**SHORT PROBLEM:** Rewrite the lines from the one containing "366, 200, 382]" through the one containing "225, 113, 241]", changing "colorbar-swatch" to "scale-swatch" and keeping everything else as it is. Return only those lines.

(Element boundary records)
+ + + + +
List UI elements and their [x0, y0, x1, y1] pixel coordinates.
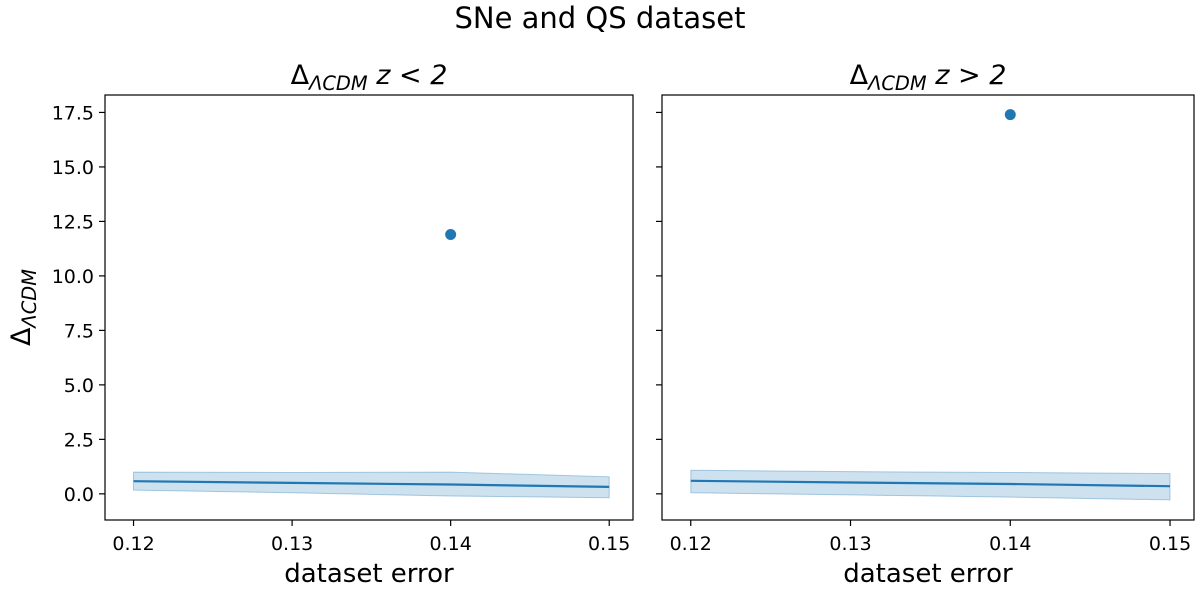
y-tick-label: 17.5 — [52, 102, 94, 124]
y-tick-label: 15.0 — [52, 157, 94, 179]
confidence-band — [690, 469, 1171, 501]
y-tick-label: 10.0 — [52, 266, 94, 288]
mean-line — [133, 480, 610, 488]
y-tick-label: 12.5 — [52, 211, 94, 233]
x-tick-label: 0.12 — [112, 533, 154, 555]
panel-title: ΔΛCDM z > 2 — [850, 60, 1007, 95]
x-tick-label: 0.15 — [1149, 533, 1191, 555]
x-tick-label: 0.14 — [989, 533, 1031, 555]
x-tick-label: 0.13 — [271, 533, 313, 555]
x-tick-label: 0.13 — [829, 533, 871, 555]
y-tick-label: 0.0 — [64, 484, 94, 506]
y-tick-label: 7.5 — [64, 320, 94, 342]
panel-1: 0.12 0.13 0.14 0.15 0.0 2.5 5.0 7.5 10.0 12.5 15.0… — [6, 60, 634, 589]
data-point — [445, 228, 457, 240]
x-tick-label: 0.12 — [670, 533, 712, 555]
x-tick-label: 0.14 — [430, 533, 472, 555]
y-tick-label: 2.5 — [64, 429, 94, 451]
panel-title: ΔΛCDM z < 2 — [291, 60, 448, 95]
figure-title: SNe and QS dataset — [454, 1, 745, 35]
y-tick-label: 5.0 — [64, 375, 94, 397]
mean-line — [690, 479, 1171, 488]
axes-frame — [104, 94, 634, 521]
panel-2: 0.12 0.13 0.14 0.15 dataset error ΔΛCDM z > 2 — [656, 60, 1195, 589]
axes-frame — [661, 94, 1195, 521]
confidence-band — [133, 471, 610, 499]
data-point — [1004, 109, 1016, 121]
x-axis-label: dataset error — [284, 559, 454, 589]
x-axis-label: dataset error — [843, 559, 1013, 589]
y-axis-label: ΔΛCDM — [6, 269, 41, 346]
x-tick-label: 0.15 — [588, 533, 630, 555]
+ + + + +
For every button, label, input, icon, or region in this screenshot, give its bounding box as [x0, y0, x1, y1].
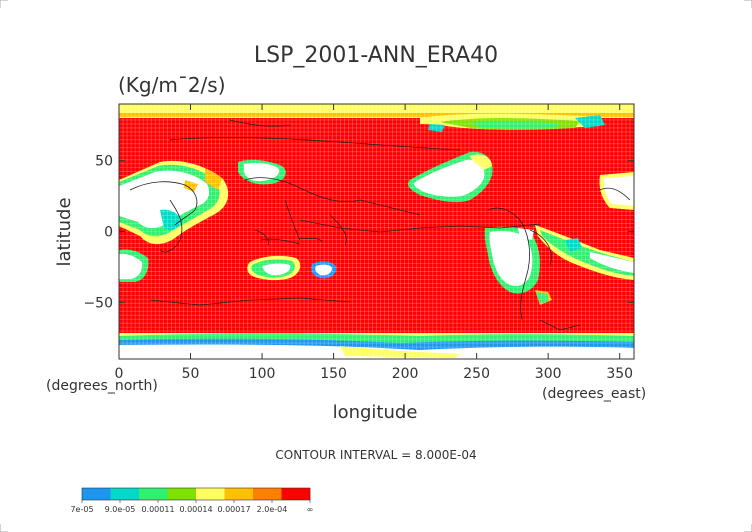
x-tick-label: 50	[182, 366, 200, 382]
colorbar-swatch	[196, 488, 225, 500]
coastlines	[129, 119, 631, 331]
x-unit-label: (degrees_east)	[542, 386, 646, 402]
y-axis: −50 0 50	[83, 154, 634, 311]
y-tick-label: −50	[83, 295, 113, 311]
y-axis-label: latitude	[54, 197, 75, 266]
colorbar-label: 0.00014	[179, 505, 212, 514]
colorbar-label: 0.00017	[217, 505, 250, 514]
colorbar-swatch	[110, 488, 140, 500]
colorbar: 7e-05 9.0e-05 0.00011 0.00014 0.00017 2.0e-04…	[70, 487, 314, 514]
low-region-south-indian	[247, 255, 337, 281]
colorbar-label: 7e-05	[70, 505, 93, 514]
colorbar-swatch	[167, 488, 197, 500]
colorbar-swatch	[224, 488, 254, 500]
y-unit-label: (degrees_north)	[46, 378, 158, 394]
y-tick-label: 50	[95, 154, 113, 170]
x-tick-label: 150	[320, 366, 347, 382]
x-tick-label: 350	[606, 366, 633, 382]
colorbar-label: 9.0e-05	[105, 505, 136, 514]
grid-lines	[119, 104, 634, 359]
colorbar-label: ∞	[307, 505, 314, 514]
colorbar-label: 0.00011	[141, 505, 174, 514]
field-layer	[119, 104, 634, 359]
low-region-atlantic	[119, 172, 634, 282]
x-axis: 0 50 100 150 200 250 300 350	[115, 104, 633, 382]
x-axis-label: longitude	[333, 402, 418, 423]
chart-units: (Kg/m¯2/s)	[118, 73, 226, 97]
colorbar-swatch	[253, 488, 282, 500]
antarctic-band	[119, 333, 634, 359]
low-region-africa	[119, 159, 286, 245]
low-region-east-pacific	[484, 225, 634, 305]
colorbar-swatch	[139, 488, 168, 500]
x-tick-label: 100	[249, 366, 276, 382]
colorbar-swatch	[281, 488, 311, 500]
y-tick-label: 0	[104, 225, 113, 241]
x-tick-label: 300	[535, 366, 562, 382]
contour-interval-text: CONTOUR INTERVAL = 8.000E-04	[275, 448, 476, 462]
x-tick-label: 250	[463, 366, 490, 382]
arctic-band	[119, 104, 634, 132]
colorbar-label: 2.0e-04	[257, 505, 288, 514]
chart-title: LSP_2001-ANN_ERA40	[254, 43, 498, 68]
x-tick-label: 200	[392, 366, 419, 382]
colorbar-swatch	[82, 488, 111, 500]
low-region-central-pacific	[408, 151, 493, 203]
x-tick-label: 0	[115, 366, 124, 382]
+ + + + +
**WRITTEN RESPONSE:**
x-tick-label: 50	[182, 366, 200, 382]
scale-swatch	[196, 488, 225, 500]
coastlines	[129, 119, 631, 331]
x-unit-label: (degrees_east)	[542, 386, 646, 402]
y-axis: −50 0 50	[83, 154, 634, 311]
y-tick-label: −50	[83, 295, 113, 311]
y-axis-label: latitude	[54, 197, 75, 266]
colorbar-label: 0.00014	[179, 505, 212, 514]
colorbar-label: 0.00017	[217, 505, 250, 514]
scale-swatch	[110, 488, 140, 500]
colorbar: 7e-05 9.0e-05 0.00011 0.00014 0.00017 2.0e-04…	[70, 487, 314, 514]
low-region-south-indian	[247, 255, 337, 281]
colorbar-label: 7e-05	[70, 505, 93, 514]
scale-swatch	[167, 488, 197, 500]
scale-swatch	[224, 488, 254, 500]
y-unit-label: (degrees_north)	[46, 378, 158, 394]
y-tick-label: 50	[95, 154, 113, 170]
x-tick-label: 150	[320, 366, 347, 382]
x-tick-label: 350	[606, 366, 633, 382]
colorbar-label: 9.0e-05	[105, 505, 136, 514]
grid-lines	[119, 104, 634, 359]
colorbar-label: ∞	[307, 505, 314, 514]
colorbar-label: 0.00011	[141, 505, 174, 514]
field-layer	[119, 104, 634, 359]
low-region-atlantic	[119, 172, 634, 282]
x-axis: 0 50 100 150 200 250 300 350	[115, 104, 633, 382]
x-axis-label: longitude	[333, 402, 418, 423]
chart-units: (Kg/m¯2/s)	[118, 73, 226, 97]
scale-swatch	[253, 488, 282, 500]
antarctic-band	[119, 333, 634, 359]
low-region-africa	[119, 159, 286, 245]
low-region-east-pacific	[484, 225, 634, 305]
scale-swatch	[139, 488, 168, 500]
x-tick-label: 100	[249, 366, 276, 382]
scale-swatch	[281, 488, 311, 500]
y-tick-label: 0	[104, 225, 113, 241]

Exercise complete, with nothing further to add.